# Your instructions
The records below must be written out exactly, with every picture left behind.

# Material shown
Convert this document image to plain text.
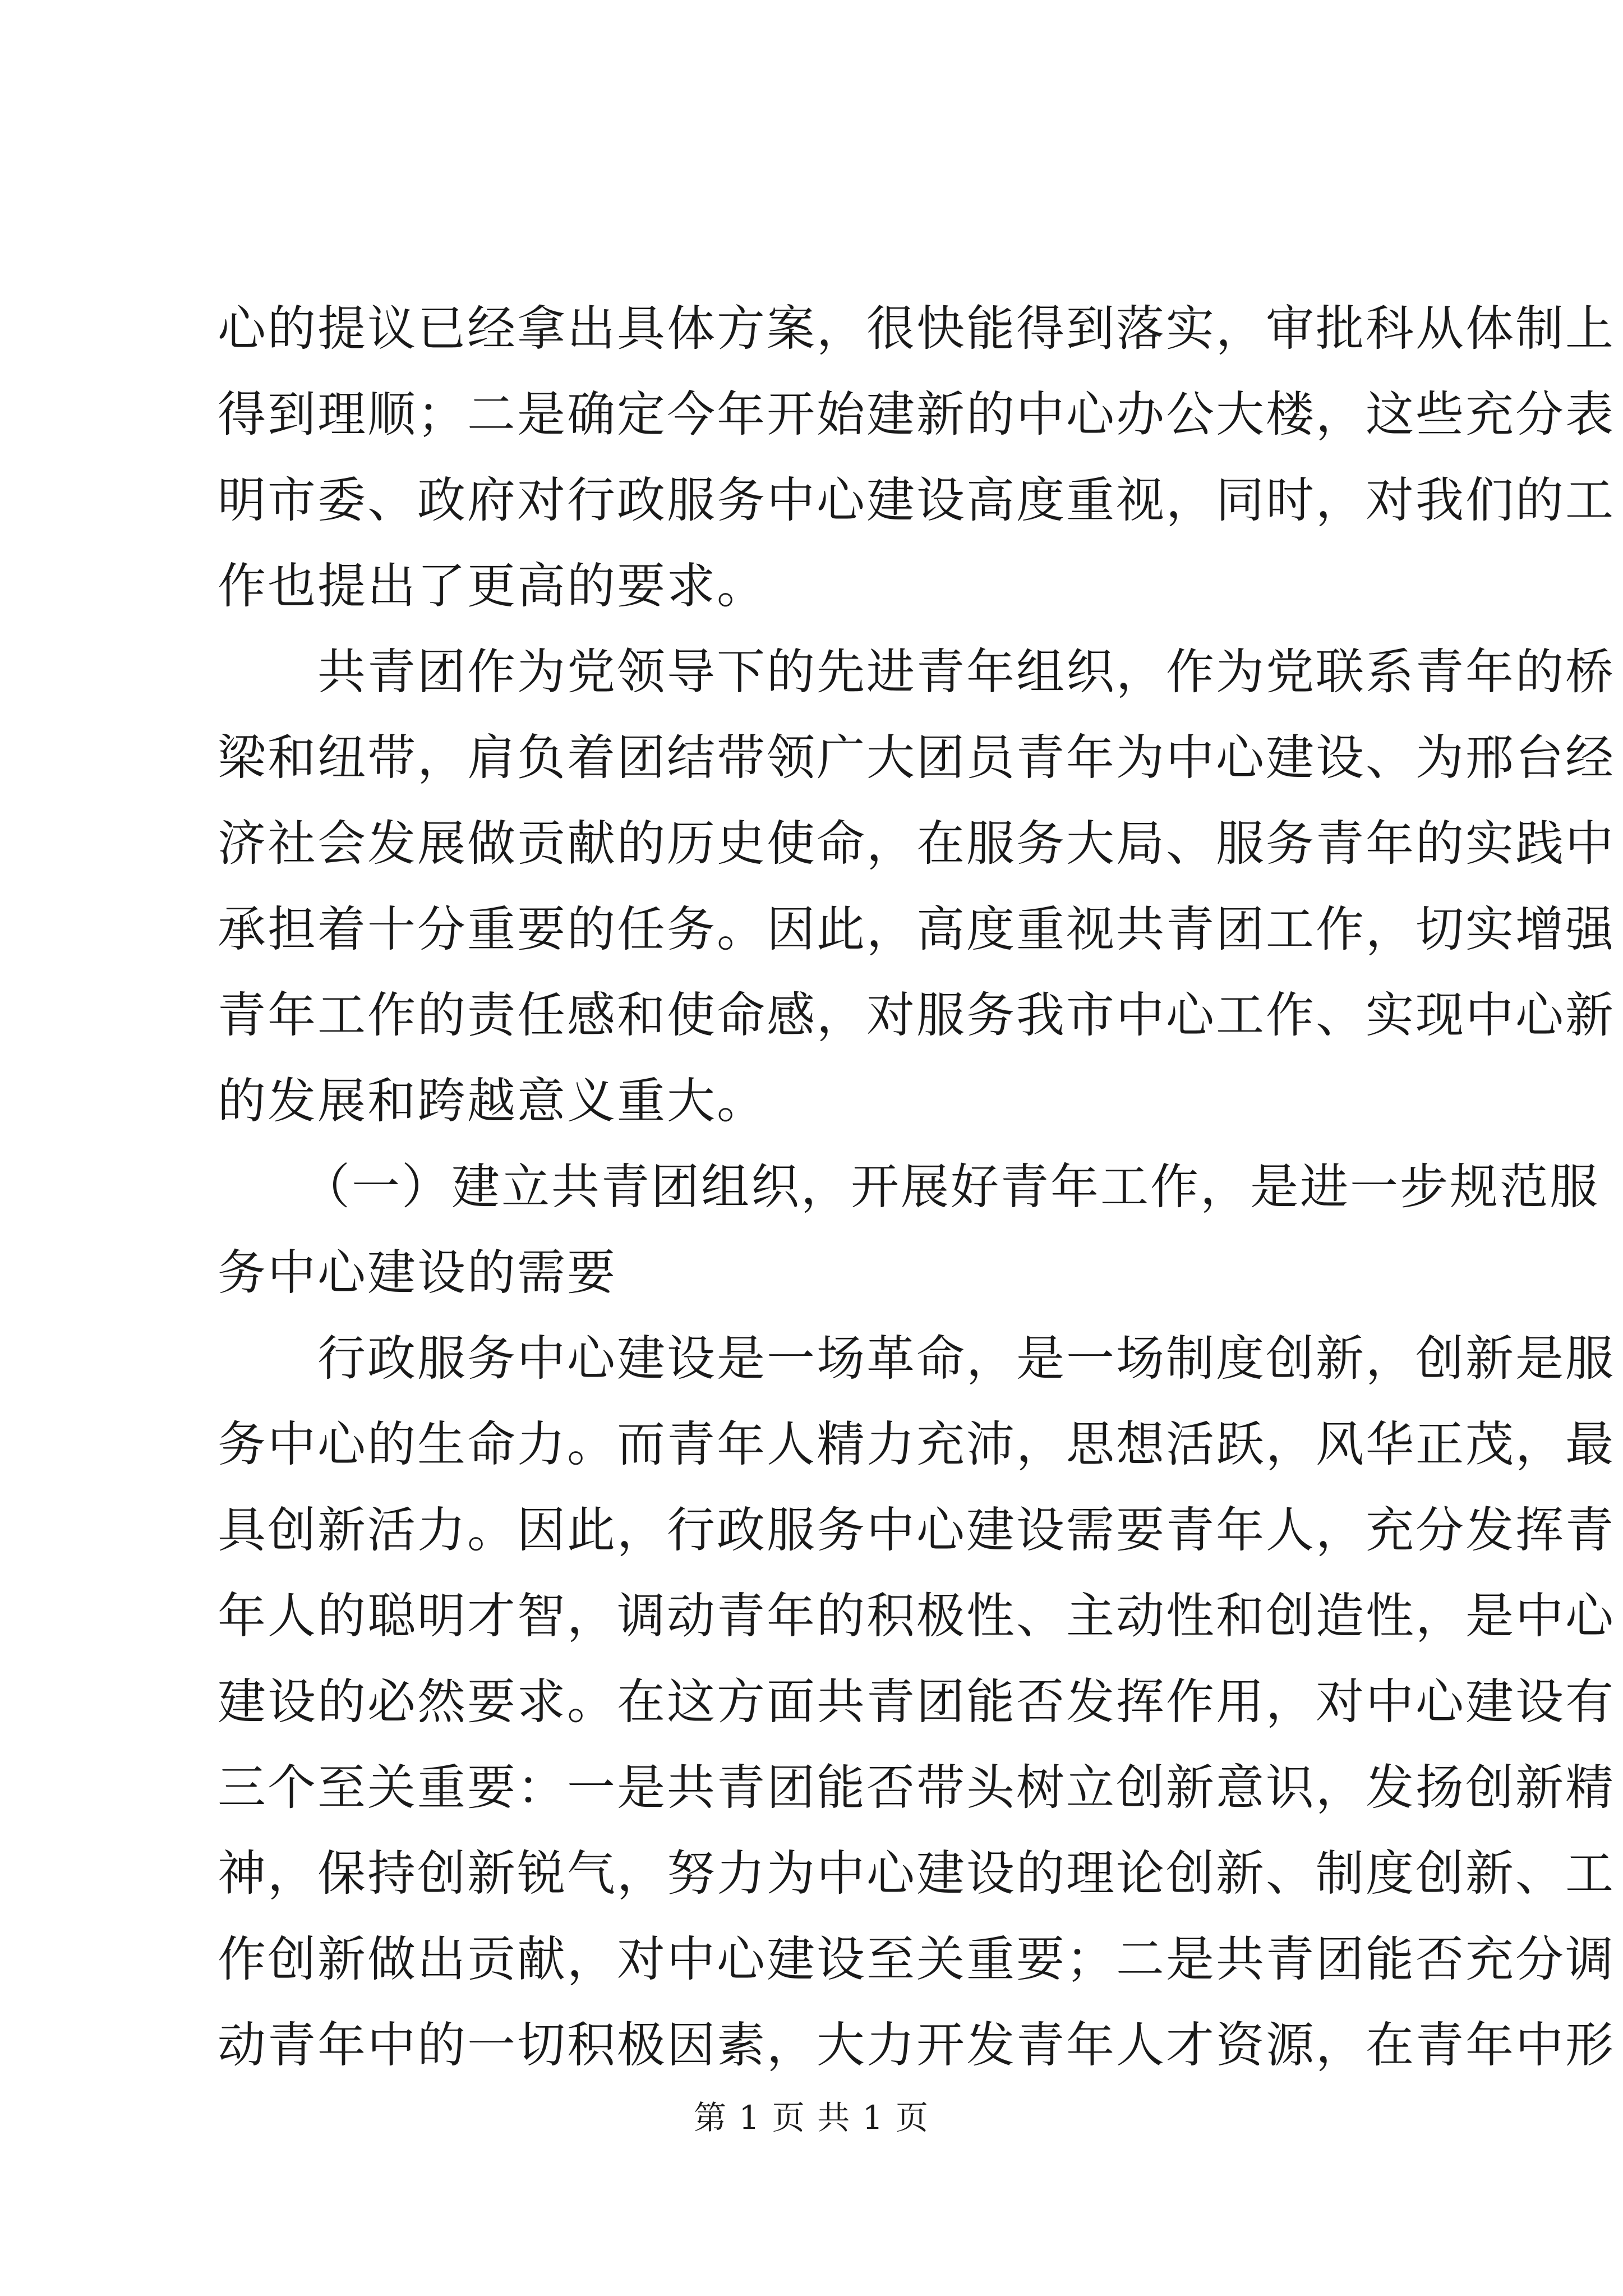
心的提议已经拿出具体方案，很快能得到落实，审批科从体制上
得到理顺；二是确定今年开始建新的中心办公大楼，这些充分表
明市委、政府对行政服务中心建设高度重视，同时，对我们的工
作也提出了更高的要求。
共青团作为党领导下的先进青年组织，作为党联系青年的桥
梁和纽带，肩负着团结带领广大团员青年为中心建设、为邢台经
济社会发展做贡献的历史使命，在服务大局、服务青年的实践中
承担着十分重要的任务。因此，高度重视共青团工作，切实增强
青年工作的责任感和使命感，对服务我市中心工作、实现中心新
的发展和跨越意义重大。
（一）建立共青团组织，开展好青年工作，是进一步规范服
务中心建设的需要
行政服务中心建设是一场革命，是一场制度创新，创新是服
务中心的生命力。而青年人精力充沛，思想活跃，风华正茂，最
具创新活力。因此，行政服务中心建设需要青年人，充分发挥青
年人的聪明才智，调动青年的积极性、主动性和创造性，是中心
建设的必然要求。在这方面共青团能否发挥作用，对中心建设有
三个至关重要：一是共青团能否带头树立创新意识，发扬创新精
神，保持创新锐气，努力为中心建设的理论创新、制度创新、工
作创新做出贡献，对中心建设至关重要；二是共青团能否充分调
动青年中的一切积极因素，大力开发青年人才资源，在青年中形
第 1 页 共 1 页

# Solution to the problem
Convert this document image to plain text.
心的提议已经拿出具体方案，很快能得到落实，审批科从体制上
得到理顺；二是确定今年开始建新的中心办公大楼，这些充分表
明市委、政府对行政服务中心建设高度重视，同时，对我们的工
作也提出了更高的要求。
共青团作为党领导下的先进青年组织，作为党联系青年的桥
梁和纽带，肩负着团结带领广大团员青年为中心建设、为邢台经
济社会发展做贡献的历史使命，在服务大局、服务青年的实践中
承担着十分重要的任务。因此，高度重视共青团工作，切实增强
青年工作的责任感和使命感，对服务我市中心工作、实现中心新
的发展和跨越意义重大。
（一）建立共青团组织，开展好青年工作，是进一步规范服
务中心建设的需要
行政服务中心建设是一场革命，是一场制度创新，创新是服
务中心的生命力。而青年人精力充沛，思想活跃，风华正茂，最
具创新活力。因此，行政服务中心建设需要青年人，充分发挥青
年人的聪明才智，调动青年的积极性、主动性和创造性，是中心
建设的必然要求。在这方面共青团能否发挥作用，对中心建设有
三个至关重要：一是共青团能否带头树立创新意识，发扬创新精
神，保持创新锐气，努力为中心建设的理论创新、制度创新、工
作创新做出贡献，对中心建设至关重要；二是共青团能否充分调
动青年中的一切积极因素，大力开发青年人才资源，在青年中形
第 1 页 共 1 页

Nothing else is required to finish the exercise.